Rows:
━━━━━━━━━━

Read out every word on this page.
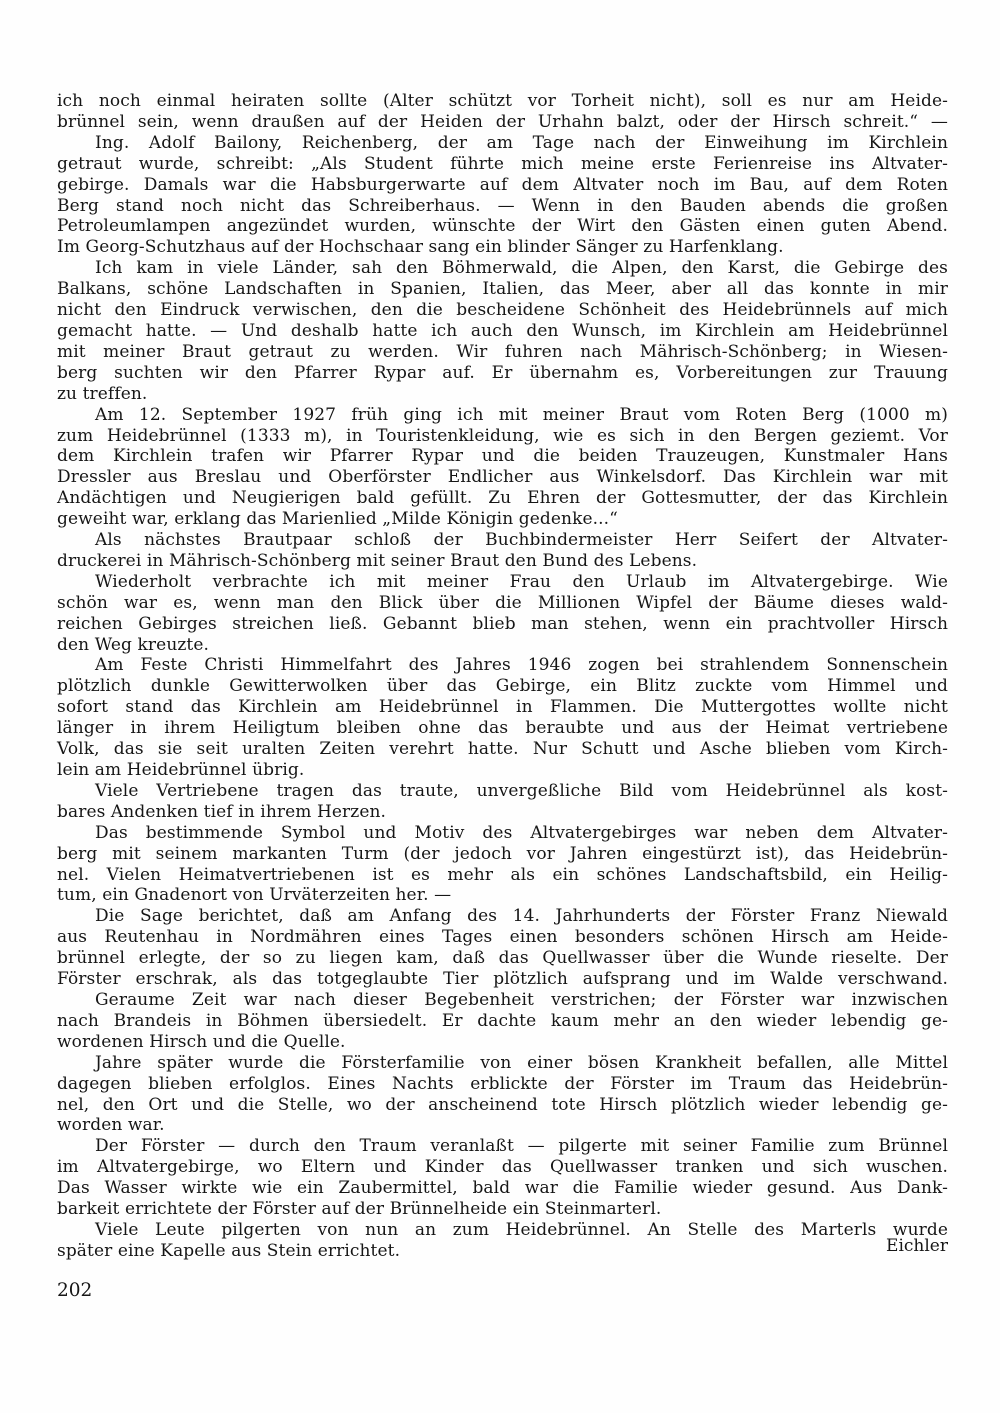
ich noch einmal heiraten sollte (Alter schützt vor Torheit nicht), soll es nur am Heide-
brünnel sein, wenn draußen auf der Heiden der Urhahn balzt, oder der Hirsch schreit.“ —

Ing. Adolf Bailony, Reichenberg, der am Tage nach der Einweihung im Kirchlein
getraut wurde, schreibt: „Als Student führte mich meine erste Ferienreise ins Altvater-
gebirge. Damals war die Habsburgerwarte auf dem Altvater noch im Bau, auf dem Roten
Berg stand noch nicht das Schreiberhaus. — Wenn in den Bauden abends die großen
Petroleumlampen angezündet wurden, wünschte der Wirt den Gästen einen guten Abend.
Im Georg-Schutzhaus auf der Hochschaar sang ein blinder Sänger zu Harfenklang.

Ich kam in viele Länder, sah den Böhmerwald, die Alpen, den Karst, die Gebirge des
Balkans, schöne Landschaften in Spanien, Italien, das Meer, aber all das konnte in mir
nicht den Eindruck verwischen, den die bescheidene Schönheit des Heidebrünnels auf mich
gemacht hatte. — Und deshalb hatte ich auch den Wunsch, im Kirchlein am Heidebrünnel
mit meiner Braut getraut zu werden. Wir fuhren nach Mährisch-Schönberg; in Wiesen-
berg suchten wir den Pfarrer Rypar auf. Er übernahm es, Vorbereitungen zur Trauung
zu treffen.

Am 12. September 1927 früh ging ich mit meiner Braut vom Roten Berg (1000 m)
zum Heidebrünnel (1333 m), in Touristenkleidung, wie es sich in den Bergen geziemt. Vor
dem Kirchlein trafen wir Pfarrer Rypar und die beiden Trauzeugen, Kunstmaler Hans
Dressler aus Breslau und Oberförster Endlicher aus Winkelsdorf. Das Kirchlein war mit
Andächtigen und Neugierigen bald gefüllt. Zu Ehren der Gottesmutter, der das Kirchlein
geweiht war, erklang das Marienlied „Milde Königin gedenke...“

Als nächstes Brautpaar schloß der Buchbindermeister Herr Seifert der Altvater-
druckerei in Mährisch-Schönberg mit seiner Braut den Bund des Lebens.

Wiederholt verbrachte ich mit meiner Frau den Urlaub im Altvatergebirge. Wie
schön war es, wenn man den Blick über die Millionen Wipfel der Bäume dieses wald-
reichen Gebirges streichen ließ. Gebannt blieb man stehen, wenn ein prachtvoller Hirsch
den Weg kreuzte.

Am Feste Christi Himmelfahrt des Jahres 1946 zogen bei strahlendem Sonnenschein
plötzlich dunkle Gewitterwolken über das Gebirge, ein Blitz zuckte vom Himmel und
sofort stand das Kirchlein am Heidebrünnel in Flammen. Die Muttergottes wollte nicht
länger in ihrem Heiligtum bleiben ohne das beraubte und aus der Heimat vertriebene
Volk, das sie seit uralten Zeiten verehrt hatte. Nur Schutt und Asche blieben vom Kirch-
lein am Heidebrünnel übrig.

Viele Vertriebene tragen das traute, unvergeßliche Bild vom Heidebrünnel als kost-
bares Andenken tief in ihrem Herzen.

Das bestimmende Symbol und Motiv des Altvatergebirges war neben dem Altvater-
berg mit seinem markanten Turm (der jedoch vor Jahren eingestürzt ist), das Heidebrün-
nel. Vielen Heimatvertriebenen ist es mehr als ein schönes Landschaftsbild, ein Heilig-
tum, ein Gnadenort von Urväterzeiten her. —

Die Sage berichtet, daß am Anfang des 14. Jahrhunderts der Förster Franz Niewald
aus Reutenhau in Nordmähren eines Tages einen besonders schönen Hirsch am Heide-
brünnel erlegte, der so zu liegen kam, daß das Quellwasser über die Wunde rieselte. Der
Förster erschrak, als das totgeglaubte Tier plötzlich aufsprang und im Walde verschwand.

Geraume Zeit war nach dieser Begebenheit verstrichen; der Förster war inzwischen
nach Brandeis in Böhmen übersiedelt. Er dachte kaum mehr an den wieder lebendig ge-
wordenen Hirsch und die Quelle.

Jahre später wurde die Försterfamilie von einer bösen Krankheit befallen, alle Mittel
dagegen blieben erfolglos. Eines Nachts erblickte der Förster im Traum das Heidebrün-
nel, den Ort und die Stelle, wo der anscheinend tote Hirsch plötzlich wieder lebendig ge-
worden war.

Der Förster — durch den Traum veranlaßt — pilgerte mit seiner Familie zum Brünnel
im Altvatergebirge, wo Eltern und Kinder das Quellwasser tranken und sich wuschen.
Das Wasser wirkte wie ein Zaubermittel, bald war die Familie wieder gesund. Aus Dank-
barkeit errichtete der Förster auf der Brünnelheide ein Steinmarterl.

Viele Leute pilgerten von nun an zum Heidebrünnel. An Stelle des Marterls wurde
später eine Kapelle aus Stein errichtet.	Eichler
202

━━━━━━━━━━

Request: Return all lines containing "stand".

Solution for this problem:
Berg stand noch nicht das Schreiberhaus. — Wenn in den Bauden abends die großen
sofort stand das Kirchlein am Heidebrünnel in Flammen. Die Muttergottes wollte nicht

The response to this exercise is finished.